> PROVIDED MATERIAL
*-*-*
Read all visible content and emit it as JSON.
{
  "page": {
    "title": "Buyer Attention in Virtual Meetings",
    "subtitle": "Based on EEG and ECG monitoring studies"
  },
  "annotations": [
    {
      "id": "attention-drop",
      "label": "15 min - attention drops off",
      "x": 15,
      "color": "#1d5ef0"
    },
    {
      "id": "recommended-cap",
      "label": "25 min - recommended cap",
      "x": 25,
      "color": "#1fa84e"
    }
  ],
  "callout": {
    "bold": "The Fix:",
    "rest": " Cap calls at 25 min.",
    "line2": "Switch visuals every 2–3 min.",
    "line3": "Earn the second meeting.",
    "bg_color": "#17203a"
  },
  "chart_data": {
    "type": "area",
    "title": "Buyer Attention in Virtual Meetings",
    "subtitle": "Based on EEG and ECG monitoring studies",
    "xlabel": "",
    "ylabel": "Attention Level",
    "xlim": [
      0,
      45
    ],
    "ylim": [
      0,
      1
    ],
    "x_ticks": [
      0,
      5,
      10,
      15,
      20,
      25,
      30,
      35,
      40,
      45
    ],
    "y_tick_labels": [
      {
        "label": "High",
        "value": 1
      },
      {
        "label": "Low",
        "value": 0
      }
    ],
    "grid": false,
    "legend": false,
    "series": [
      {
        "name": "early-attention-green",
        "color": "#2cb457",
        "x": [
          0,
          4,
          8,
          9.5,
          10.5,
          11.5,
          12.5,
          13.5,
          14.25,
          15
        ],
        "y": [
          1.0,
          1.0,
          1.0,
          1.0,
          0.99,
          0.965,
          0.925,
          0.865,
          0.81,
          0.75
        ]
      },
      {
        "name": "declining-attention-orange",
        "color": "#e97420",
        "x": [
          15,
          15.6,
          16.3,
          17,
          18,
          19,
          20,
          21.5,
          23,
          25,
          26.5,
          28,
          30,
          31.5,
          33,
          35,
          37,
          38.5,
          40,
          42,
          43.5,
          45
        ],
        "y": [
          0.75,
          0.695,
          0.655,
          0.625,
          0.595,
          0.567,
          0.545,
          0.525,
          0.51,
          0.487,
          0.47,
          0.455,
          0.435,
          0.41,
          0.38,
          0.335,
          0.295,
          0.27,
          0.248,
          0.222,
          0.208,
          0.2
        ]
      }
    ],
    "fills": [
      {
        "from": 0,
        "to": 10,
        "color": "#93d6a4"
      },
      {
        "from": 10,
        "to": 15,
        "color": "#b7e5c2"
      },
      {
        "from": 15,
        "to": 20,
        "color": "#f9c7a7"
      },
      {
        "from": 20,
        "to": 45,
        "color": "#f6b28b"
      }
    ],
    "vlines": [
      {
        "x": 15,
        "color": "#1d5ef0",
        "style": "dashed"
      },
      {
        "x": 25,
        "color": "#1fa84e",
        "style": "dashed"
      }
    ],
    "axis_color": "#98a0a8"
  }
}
*-*-*
> GIVEN INSTRUCTION
Above are the records; copy every line in them that holds the word "recommended".

> RESPONSE TO THIS EXERCISE
      "id": "recommended-cap",
      "label": "25 min - recommended cap",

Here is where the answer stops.